## Stated exercise
Repeat the material below exactly, with no pictures.

=-=-=-=-=

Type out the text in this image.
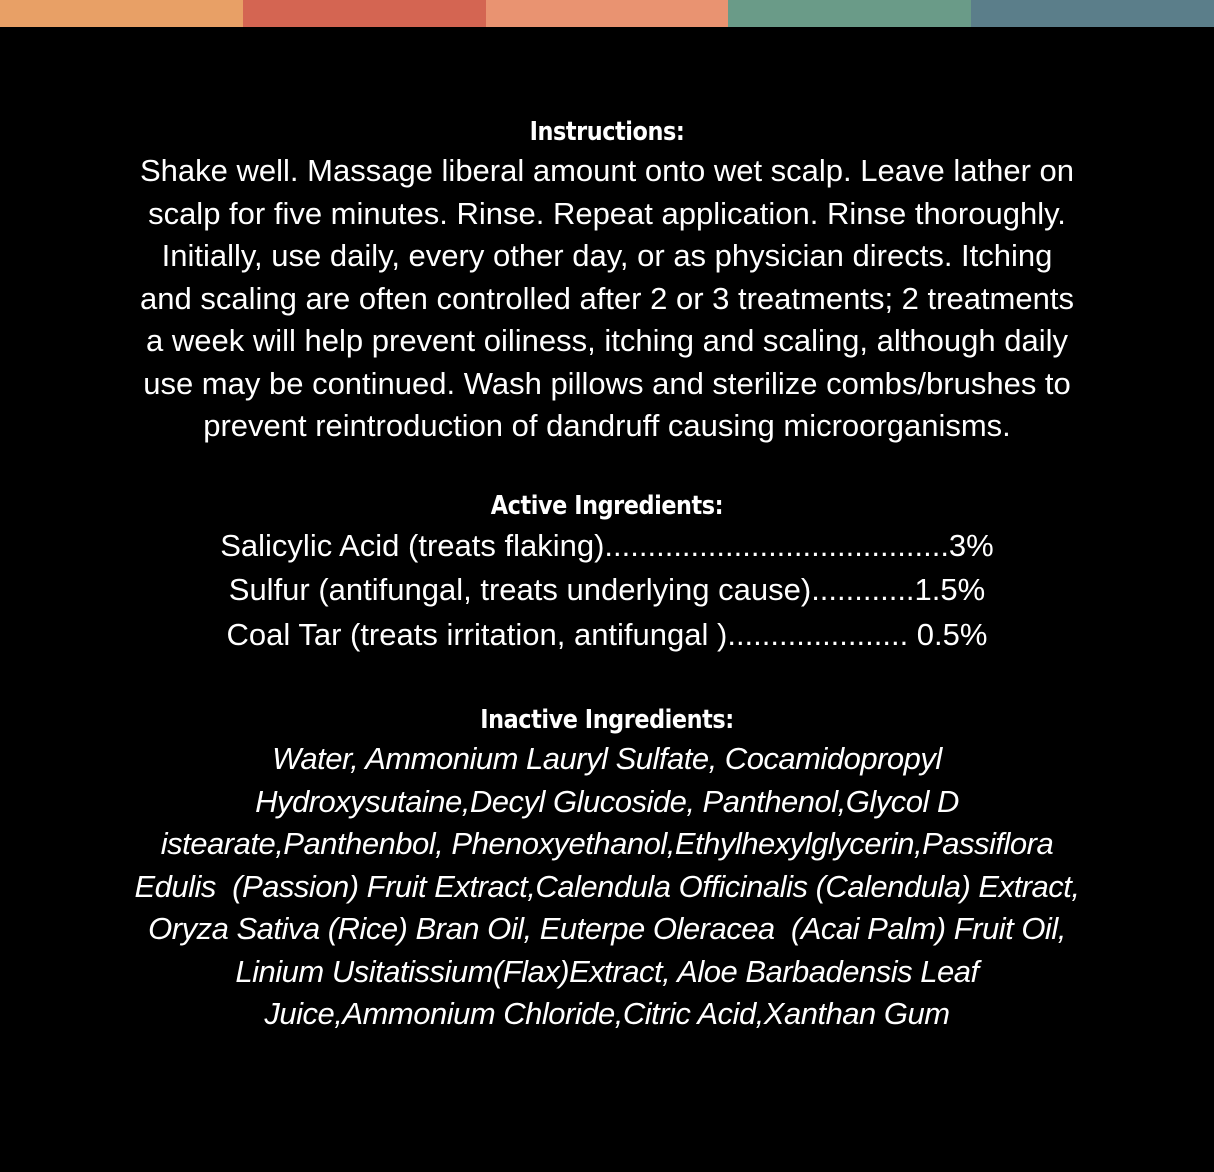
Instructions:

Shake well. Massage liberal amount onto wet scalp. Leave lather on
scalp for five minutes. Rinse. Repeat application. Rinse thoroughly.
Initially, use daily, every other day, or as physician directs. Itching
and scaling are often controlled after 2 or 3 treatments; 2 treatments
a week will help prevent oiliness, itching and scaling, although daily
use may be continued. Wash pillows and sterilize combs/brushes to
prevent reintroduction of dandruff causing microorganisms.

Active Ingredients:
Salicylic Acid (treats flaking)........................................3%
Sulfur (antifungal, treats underlying cause)............1.5%
Coal Tar (treats irritation, antifungal )..................... 0.5%
Inactive Ingredients:

Water, Ammonium Lauryl Sulfate, Cocamidopropyl
Hydroxysutaine,Decyl Glucoside, Panthenol,Glycol D
istearate,Panthenbol, Phenoxyethanol,Ethylhexylglycerin,Passiflora
Edulis  (Passion) Fruit Extract,Calendula Officinalis (Calendula) Extract,
Oryza Sativa (Rice) Bran Oil, Euterpe Oleracea  (Acai Palm) Fruit Oil,
Linium Usitatissium(Flax)Extract, Aloe Barbadensis Leaf
Juice,Ammonium Chloride,Citric Acid,Xanthan Gum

=-=-=-=-=

## Result of this exercise
Type out the text in this image.
Instructions:

Shake well. Massage liberal amount onto wet scalp. Leave lather on
scalp for five minutes. Rinse. Repeat application. Rinse thoroughly.
Initially, use daily, every other day, or as physician directs. Itching
and scaling are often controlled after 2 or 3 treatments; 2 treatments
a week will help prevent oiliness, itching and scaling, although daily
use may be continued. Wash pillows and sterilize combs/brushes to
prevent reintroduction of dandruff causing microorganisms.

Active Ingredients:
Salicylic Acid (treats flaking)........................................3%
Sulfur (antifungal, treats underlying cause)............1.5%
Coal Tar (treats irritation, antifungal )..................... 0.5%
Inactive Ingredients:

Water, Ammonium Lauryl Sulfate, Cocamidopropyl
Hydroxysutaine,Decyl Glucoside, Panthenol,Glycol D
istearate,Panthenbol, Phenoxyethanol,Ethylhexylglycerin,Passiflora
Edulis  (Passion) Fruit Extract,Calendula Officinalis (Calendula) Extract,
Oryza Sativa (Rice) Bran Oil, Euterpe Oleracea  (Acai Palm) Fruit Oil,
Linium Usitatissium(Flax)Extract, Aloe Barbadensis Leaf
Juice,Ammonium Chloride,Citric Acid,Xanthan Gum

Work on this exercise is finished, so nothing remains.